TEXT:
--------------------------------------------------

Single by the Style Council

from the album Café Bleu
- B-side: "Mick's Company"; "Spring, Summer, Autumn" (12" only);
- Released: 10 February 1984
- Studio: Solid Bond (London, UK)
- Genre: Northern soul; sophisti-pop; new wave;
- Length: 3:37
- Label: Polydor
- Songwriter: Paul Weller
- Producers: Paul Weller; Peter Wilson;

The Style Council singles chronology
| "A Solid Bond in Your Heart" (1983) | "My Ever Changing Moods" (1984) | "You're the Best Thing" / "The Big Boss Groove" (1984) |

= My Ever Changing Moods =

"My Ever Changing Moods" is a song by the English band the Style Council. It was their fifth single to be released.

==Background==
"My Ever Changing Moods" was composed by lead vocalist Paul Weller, recorded at Weller's own Solid Bond Studios, and was released in 1984. It is the first single from the band's debut studio album, Café Bleu (1984), which was renamed My Ever Changing Moods in the United States to capitalise on the success of that single.

--------------------------------------------------

SOURCE MATERIAL:
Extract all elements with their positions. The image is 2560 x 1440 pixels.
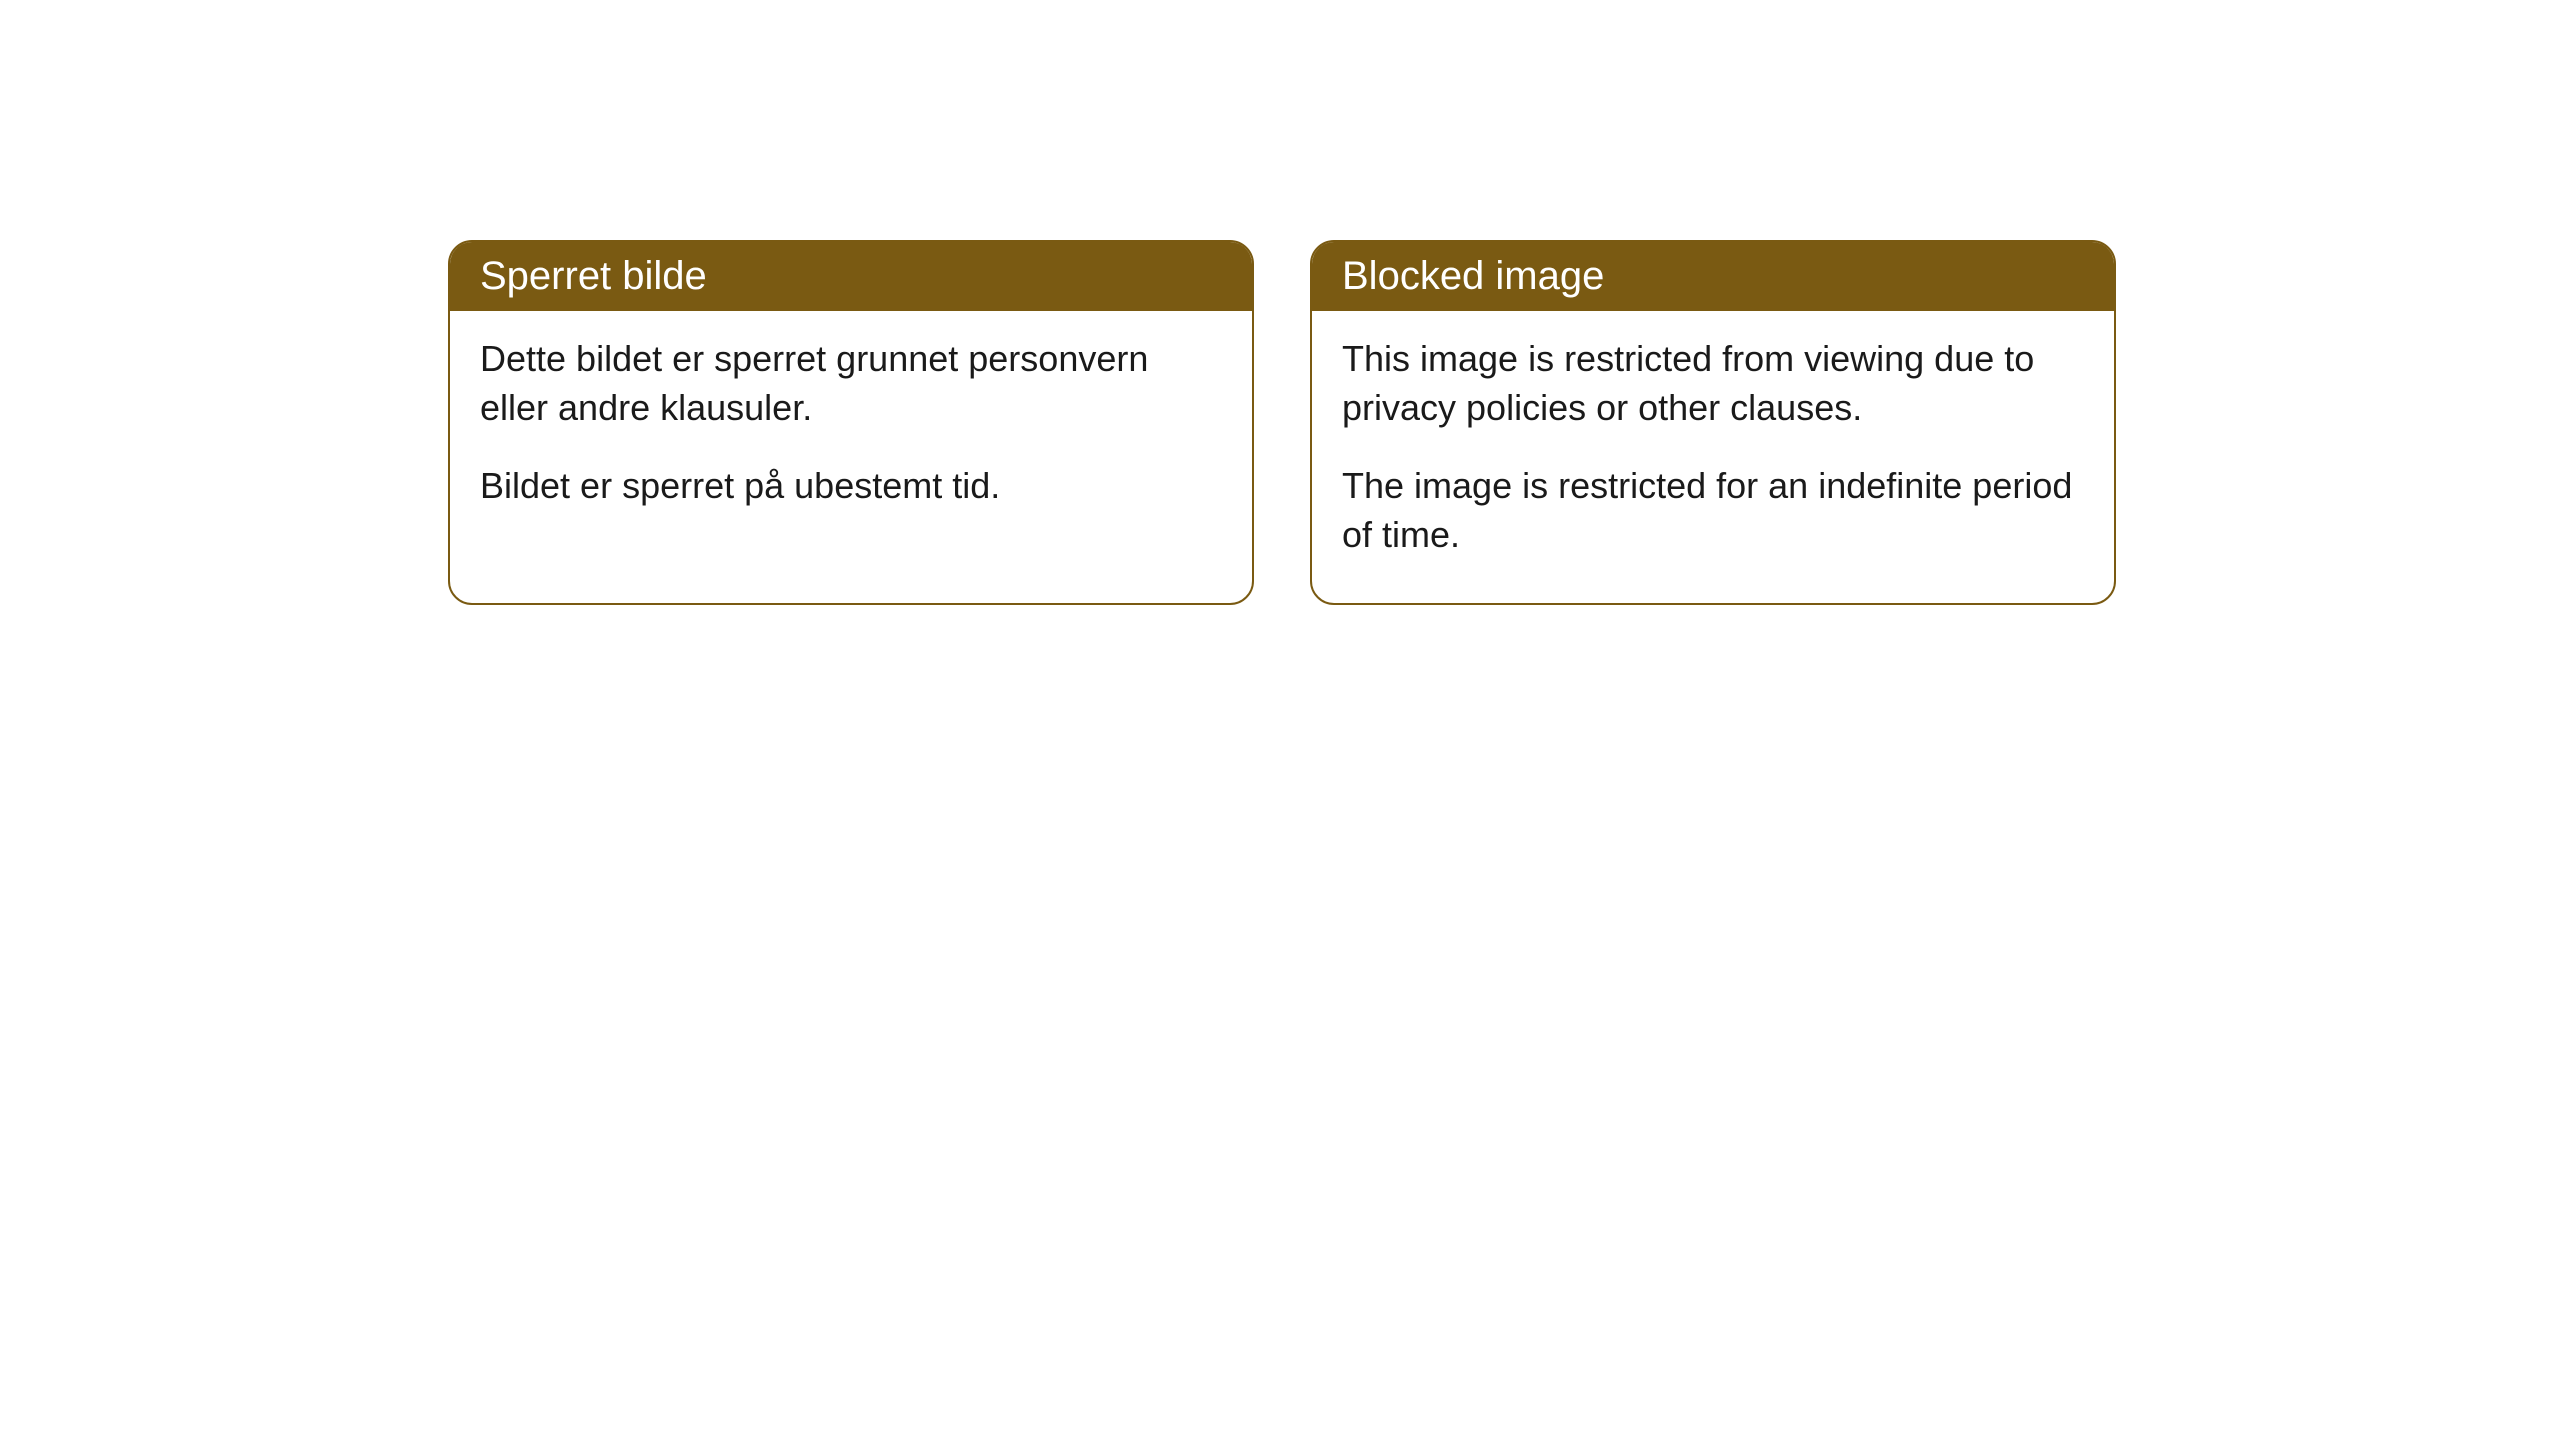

--------------------------------------------------

SHORT TASK: Can you write the next part of the article on the song "My Ever Changing Moods," picking up right after its last sentence? The material has nothing to do with the article on the Style Council song.

EXERCISE RESULT:
"My Ever Changing Moods," backed with the Hammond organ instrumental "Mick's Company", peaked at No. 29 on the Billboard Hot 100 the week of 9 June 1984, in the US. The song remains Weller's greatest success in the US (including his efforts in the Jam and as a solo artist).

==Versions==
The album version features vocals by Weller only accompanied by acoustic piano. This version is 3:37 long.

There are two versions of the song with full band accompaniment. The 7" single version is 4:02 minutes long, while the 12" single version is 5:44 minutes long.

Weller released a new version of "My Ever Changing Moods" on his album An Orchestrated Songbook in 2021.

==Critical reception==
In a 2020 article for the Los Angeles Review of Books, Thomas McLean called "My Ever Changing Moods" "one of Weller’s best compositions," identifying the song's debt to the Classics IV's "Stormy" (1968) and its influence on Santana's "The Game of Love". Calling attention to the song's mix of personal and political, McLean reads the song lyric "the hush before the silence, the winds after the blast" as "a potent reference to nuclear fears in the Thatcher/Reagan era" and praises the line "Evil turns to statues," declaring it "as brisk a summing up of commemorative history as I know, and one that takes on new significance in 2020."

==Compilation appearances==
As well as the song's single release, it has featured on various compilation albums released by The Style Council. The song was included on The Singular Adventures of The Style Council, The Complete Adventures of The Style Council and Greatest Hits.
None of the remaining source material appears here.